*** Brano citato ***

Sviluppo e sostenibilità nell’ordinamento europeo e nazionale
Sviluppo e sostenibilità nell’ordinamento europeo e nazionale: attuazione, tutela della persona e bilanciamento con altri principi, nel diritto pubblico e privato.
Il diritto dell’UE menziona lo “sviluppo sostenibile”, per la prima volta, già nel 1992, con l’introdursi della necessità di avviare una crescita sostenibile dell’ambiente nonché una promozione di uno sviluppo economico e sociale sostenibile dei paesi in via di sviluppo.
Invero il trattato di Maastricht all’art. 2 fissava tra gli obiettivi principali della Comunità Europea l’intento di promuovere l’ambiente umano nel suo complesso tenendo conto, soprattutto, delle generazioni future e della responsabilità generazionale che deve necessariamente essere osservata nelle scelte per la salvaguardia ambientale.
Il criterio della sostenibilità dello sviluppo è stato poi, nuovamente, ripreso nel testo del trattato di Amsterdam del 1999 quale obiettivo dell’integrazione europea. Esso assurge da obiettivo interno al contesto comunitario ad intento collettivo comune a tutti gli Stati membri.
Attualmente appare pacifico affermare che il principio di sviluppo sostenibile rientri a pieno titolo negli obiettivi dell’Unione Europea. Invero esso è specificamente indicato quale principio comunitario nel preambolo del Trattato del funzionamento dell’Unione Europea, seppur non espressamente menzionato come criterio cardine in materia ambientale.
Di fatti l’articolo 3 del TFUE sancisce che: “L’Unione […] si adopera per lo sviluppo sostenibile dell’Europa, basato su una crescita economica equilibrata […] su un’economia sociale di mercato fortemente competitiva, che mira alla piena occupazione e al progresso sociale, e su un elevato livello di tutela e di miglioramento della qualità dell’ambiente”.

*** Dati archiviati ***

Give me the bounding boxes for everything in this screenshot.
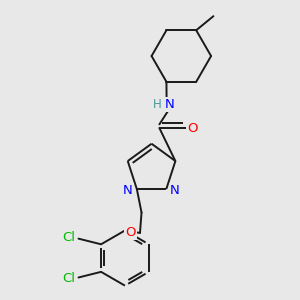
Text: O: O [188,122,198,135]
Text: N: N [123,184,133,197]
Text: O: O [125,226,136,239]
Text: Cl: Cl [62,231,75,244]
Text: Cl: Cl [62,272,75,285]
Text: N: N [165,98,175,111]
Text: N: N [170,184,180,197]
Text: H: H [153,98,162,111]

***

▸ Esercizio proposto:
Stabilisci se le affermazioni seguenti concordano con il brano sullo sviluppo sostenibile, rispondendo sì o no e citando testualmente le parole decisive: (a) il diritto dell’UE menziona per la prima volta lo sviluppo sostenibile nel 1992; (b) il trattato di Amsterdam risale al 1995; (c) nel preambolo del TFUE lo sviluppo sostenibile è espressamente menzionato come criterio cardine in materia ambientale. Le righe riportate non sono necessarie per lo svolgimento.

▸ Soluzione:
(a) Sì: «Il diritto dell’UE menziona lo “sviluppo sostenibile”, per la prima volta, già nel 1992».
(b) No: «trattato di Amsterdam del 1999».
(c) No: «seppur non espressamente menzionato come criterio cardine in materia ambientale».